◆ **Data shown**:
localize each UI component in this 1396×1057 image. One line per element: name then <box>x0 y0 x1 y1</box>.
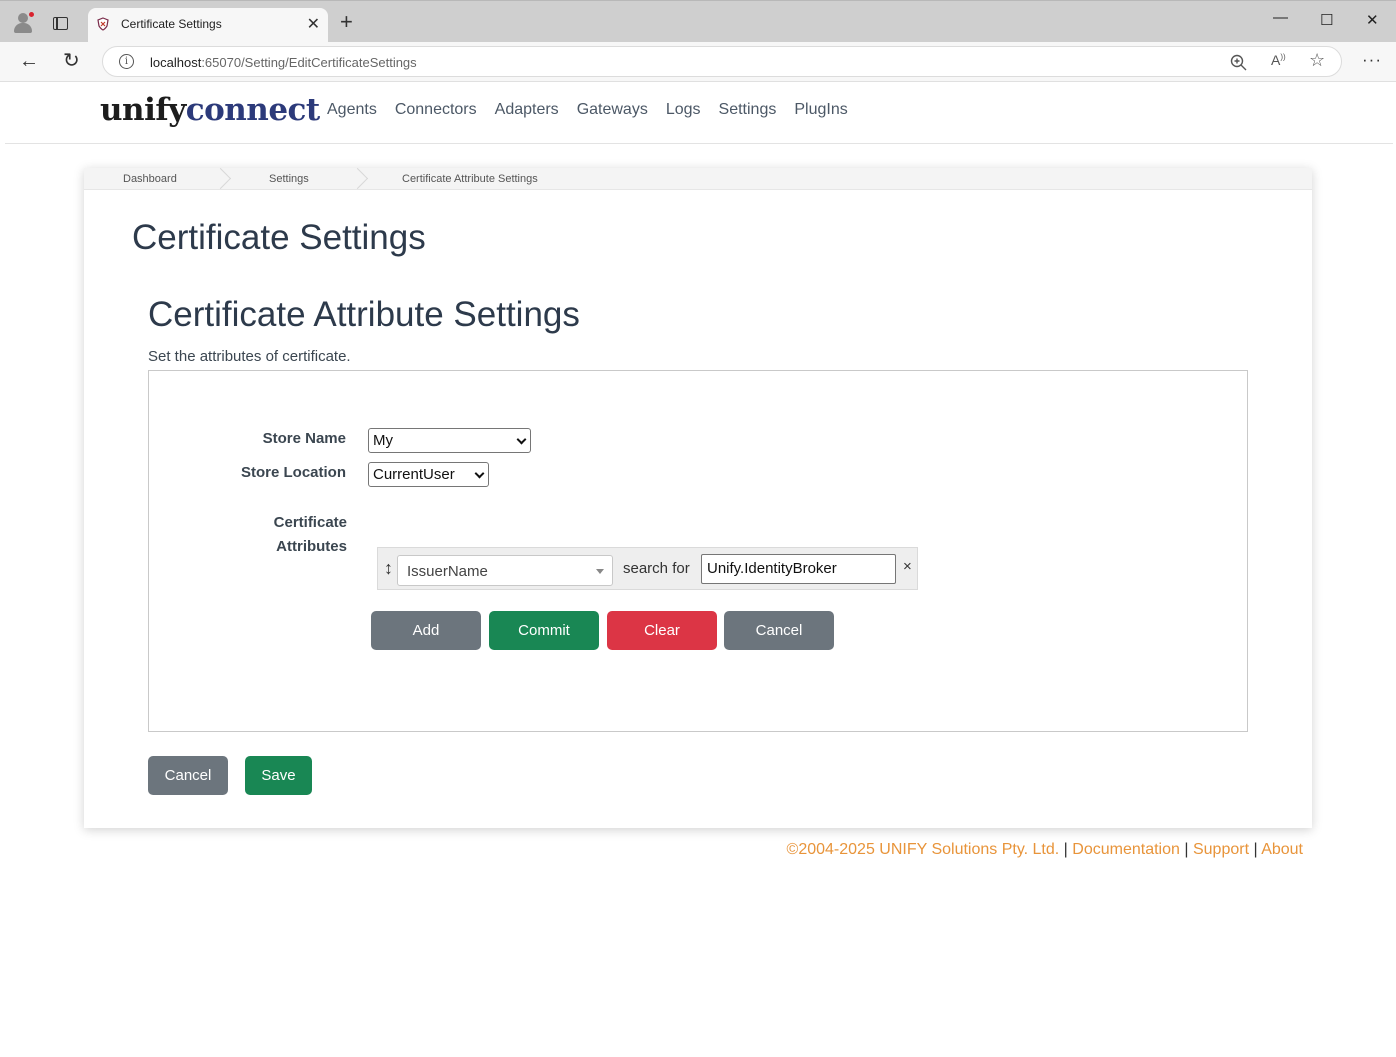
favorite-star-icon[interactable]: ☆ <box>1309 50 1325 71</box>
close-window-icon[interactable]: ✕ <box>1366 11 1379 29</box>
commit-button[interactable]: Commit <box>489 611 599 650</box>
read-aloud-icon[interactable]: A)) <box>1271 52 1286 68</box>
page: unifyconnect Agents Connectors Adapters … <box>5 82 1393 1052</box>
footer-separator: | <box>1184 841 1189 858</box>
browser-tab[interactable]: Certificate Settings ✕ <box>88 8 328 43</box>
minimize-icon[interactable]: — <box>1273 9 1288 26</box>
clear-button[interactable]: Clear <box>607 611 717 650</box>
nav-logs[interactable]: Logs <box>666 101 701 119</box>
attribute-row: ↕ IssuerName search for Unify.IdentityBr… <box>377 547 918 590</box>
chevron-down-icon <box>516 434 527 445</box>
nav-agents[interactable]: Agents <box>327 101 377 119</box>
store-location-select[interactable]: CurrentUser <box>368 462 489 487</box>
settings-panel: Store Name My Store Location CurrentUser… <box>148 370 1248 732</box>
nav-adapters[interactable]: Adapters <box>495 101 559 119</box>
documentation-link[interactable]: Documentation <box>1072 841 1180 858</box>
breadcrumb-separator <box>356 168 368 190</box>
drag-handle-icon[interactable]: ↕ <box>384 558 393 579</box>
about-link[interactable]: About <box>1261 841 1303 858</box>
site-info-icon[interactable]: i <box>119 54 134 69</box>
certificate-attributes-label-line1: Certificate <box>273 514 347 531</box>
copyright-text: ©2004-2025 UNIFY Solutions Pty. Ltd. <box>786 841 1060 858</box>
attribute-value-input[interactable]: Unify.IdentityBroker <box>701 554 896 584</box>
more-menu-icon[interactable]: ··· <box>1362 50 1382 70</box>
cancel-button[interactable]: Cancel <box>148 756 228 795</box>
dropdown-arrow-icon <box>596 569 604 574</box>
support-link[interactable]: Support <box>1193 841 1249 858</box>
nav-plugins[interactable]: PlugIns <box>794 101 847 119</box>
nav-connectors[interactable]: Connectors <box>395 101 477 119</box>
maximize-icon[interactable]: ☐ <box>1320 11 1333 29</box>
certificate-attributes-label-line2: Attributes <box>276 538 347 555</box>
page-title: Certificate Settings <box>132 218 426 257</box>
back-icon[interactable]: ← <box>19 50 39 72</box>
top-navbar: unifyconnect Agents Connectors Adapters … <box>5 82 1393 144</box>
section-description: Set the attributes of certificate. <box>148 348 351 365</box>
refresh-icon[interactable]: ↻ <box>63 50 80 72</box>
footer-separator: | <box>1063 841 1068 858</box>
browser-tab-bar: Certificate Settings ✕ + — ☐ ✕ <box>0 0 1396 43</box>
add-attribute-button[interactable]: Add <box>371 611 481 650</box>
main-card: Dashboard Settings Certificate Attribute… <box>84 168 1312 828</box>
footer-separator: | <box>1253 841 1258 858</box>
chevron-down-icon <box>474 468 485 479</box>
remove-attribute-icon[interactable]: × <box>903 558 912 575</box>
tab-actions-icon[interactable] <box>53 17 68 30</box>
nav-settings[interactable]: Settings <box>719 101 777 119</box>
store-location-label: Store Location <box>240 464 346 481</box>
nav-links: Agents Connectors Adapters Gateways Logs… <box>327 101 848 119</box>
breadcrumb-settings[interactable]: Settings <box>269 173 309 185</box>
store-name-label: Store Name <box>262 430 346 447</box>
attribute-select[interactable]: IssuerName <box>397 555 613 586</box>
breadcrumb: Dashboard Settings Certificate Attribute… <box>84 168 1312 190</box>
section-title: Certificate Attribute Settings <box>148 295 580 334</box>
zoom-icon[interactable] <box>1230 54 1247 71</box>
profile-icon[interactable] <box>12 11 35 33</box>
shield-favicon-icon <box>97 17 109 31</box>
new-tab-icon[interactable]: + <box>340 10 353 34</box>
footer: ©2004-2025 UNIFY Solutions Pty. Ltd. | D… <box>787 841 1303 859</box>
search-for-label: search for <box>623 560 690 577</box>
breadcrumb-dashboard[interactable]: Dashboard <box>123 173 177 185</box>
tab-close-icon[interactable]: ✕ <box>307 14 320 34</box>
url-text: localhost:65070/Setting/EditCertificateS… <box>150 55 417 70</box>
brand-logo[interactable]: unifyconnect <box>100 92 320 128</box>
address-bar-row: ← ↻ i localhost:65070/Setting/EditCertif… <box>0 42 1396 82</box>
url-field[interactable]: i localhost:65070/Setting/EditCertificat… <box>102 46 1342 77</box>
cancel-attribute-button[interactable]: Cancel <box>724 611 834 650</box>
tab-title: Certificate Settings <box>121 17 222 31</box>
nav-gateways[interactable]: Gateways <box>577 101 648 119</box>
breadcrumb-current: Certificate Attribute Settings <box>402 173 538 185</box>
breadcrumb-separator <box>219 168 231 190</box>
save-button[interactable]: Save <box>245 756 312 795</box>
store-name-select[interactable]: My <box>368 428 531 453</box>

◆ **Problem statement**:
Copy out every row above word for word, leaving out the pictures.

◆ **Solution below**:
localize each UI component in this 1396×1057 image. One line per element: name then <box>x0 y0 x1 y1</box>.
favorite-star-icon[interactable]: ☆ <box>1309 50 1325 71</box>
close-window-icon[interactable]: ✕ <box>1366 11 1379 29</box>
commit-button[interactable]: Commit <box>489 611 599 650</box>
read-aloud-icon[interactable]: A)) <box>1271 52 1286 68</box>
page: unifyconnect Agents Connectors Adapters … <box>5 82 1393 1052</box>
footer-separator: | <box>1184 841 1189 858</box>
browser-tab[interactable]: Certificate Settings ✕ <box>88 8 328 43</box>
minimize-icon[interactable]: — <box>1273 9 1288 26</box>
clear-button[interactable]: Clear <box>607 611 717 650</box>
nav-logs[interactable]: Logs <box>666 101 701 119</box>
attribute-row: ↕ IssuerName search for Unify.IdentityBr… <box>377 547 918 590</box>
chevron-down-icon <box>516 434 527 445</box>
nav-agents[interactable]: Agents <box>327 101 377 119</box>
store-location-select[interactable]: CurrentUser <box>368 462 489 487</box>
settings-panel: Store Name My Store Location CurrentUser… <box>148 370 1248 732</box>
nav-adapters[interactable]: Adapters <box>495 101 559 119</box>
documentation-link[interactable]: Documentation <box>1072 841 1180 858</box>
breadcrumb-separator <box>356 168 368 190</box>
drag-handle-icon[interactable]: ↕ <box>384 558 393 579</box>
about-link[interactable]: About <box>1261 841 1303 858</box>
site-info-icon[interactable]: i <box>119 54 134 69</box>
certificate-attributes-label-line1: Certificate <box>273 514 347 531</box>
copyright-text: ©2004-2025 UNIFY Solutions Pty. Ltd. <box>786 841 1060 858</box>
attribute-value-input[interactable]: Unify.IdentityBroker <box>701 554 896 584</box>
more-menu-icon[interactable]: ··· <box>1362 50 1382 70</box>
cancel-button[interactable]: Cancel <box>148 756 228 795</box>
dropdown-arrow-icon <box>596 569 604 574</box>
support-link[interactable]: Support <box>1193 841 1249 858</box>
nav-plugins[interactable]: PlugIns <box>794 101 847 119</box>
nav-connectors[interactable]: Connectors <box>395 101 477 119</box>
maximize-icon[interactable]: ☐ <box>1320 11 1333 29</box>
certificate-attributes-label-line2: Attributes <box>276 538 347 555</box>
page-title: Certificate Settings <box>132 218 426 257</box>
back-icon[interactable]: ← <box>19 50 39 72</box>
top-navbar: unifyconnect Agents Connectors Adapters … <box>5 82 1393 144</box>
section-description: Set the attributes of certificate. <box>148 348 351 365</box>
refresh-icon[interactable]: ↻ <box>63 50 80 72</box>
footer-separator: | <box>1063 841 1068 858</box>
browser-tab-bar: Certificate Settings ✕ + — ☐ ✕ <box>0 0 1396 43</box>
add-attribute-button[interactable]: Add <box>371 611 481 650</box>
main-card: Dashboard Settings Certificate Attribute… <box>84 168 1312 828</box>
footer-separator: | <box>1253 841 1258 858</box>
chevron-down-icon <box>474 468 485 479</box>
remove-attribute-icon[interactable]: × <box>903 558 912 575</box>
tab-actions-icon[interactable] <box>53 17 68 30</box>
nav-settings[interactable]: Settings <box>719 101 777 119</box>
store-location-label: Store Location <box>240 464 346 481</box>
nav-links: Agents Connectors Adapters Gateways Logs… <box>327 101 848 119</box>
breadcrumb-settings[interactable]: Settings <box>269 173 309 185</box>
store-name-label: Store Name <box>262 430 346 447</box>
attribute-select[interactable]: IssuerName <box>397 555 613 586</box>
breadcrumb: Dashboard Settings Certificate Attribute… <box>84 168 1312 190</box>
section-title: Certificate Attribute Settings <box>148 295 580 334</box>
zoom-icon[interactable] <box>1230 54 1247 71</box>
profile-icon[interactable] <box>12 11 35 33</box>
shield-favicon-icon <box>97 17 109 31</box>
new-tab-icon[interactable]: + <box>340 10 353 34</box>
footer: ©2004-2025 UNIFY Solutions Pty. Ltd. | D… <box>787 841 1303 859</box>
search-for-label: search for <box>623 560 690 577</box>
breadcrumb-dashboard[interactable]: Dashboard <box>123 173 177 185</box>
tab-close-icon[interactable]: ✕ <box>307 14 320 34</box>
url-text: localhost:65070/Setting/EditCertificateS… <box>150 55 417 70</box>
brand-logo[interactable]: unifyconnect <box>100 92 320 128</box>
address-bar-row: ← ↻ i localhost:65070/Setting/EditCertif… <box>0 42 1396 82</box>
url-field[interactable]: i localhost:65070/Setting/EditCertificat… <box>102 46 1342 77</box>
cancel-attribute-button[interactable]: Cancel <box>724 611 834 650</box>
tab-title: Certificate Settings <box>121 17 222 31</box>
nav-gateways[interactable]: Gateways <box>577 101 648 119</box>
breadcrumb-current: Certificate Attribute Settings <box>402 173 538 185</box>
breadcrumb-separator <box>219 168 231 190</box>
save-button[interactable]: Save <box>245 756 312 795</box>
store-name-select[interactable]: My <box>368 428 531 453</box>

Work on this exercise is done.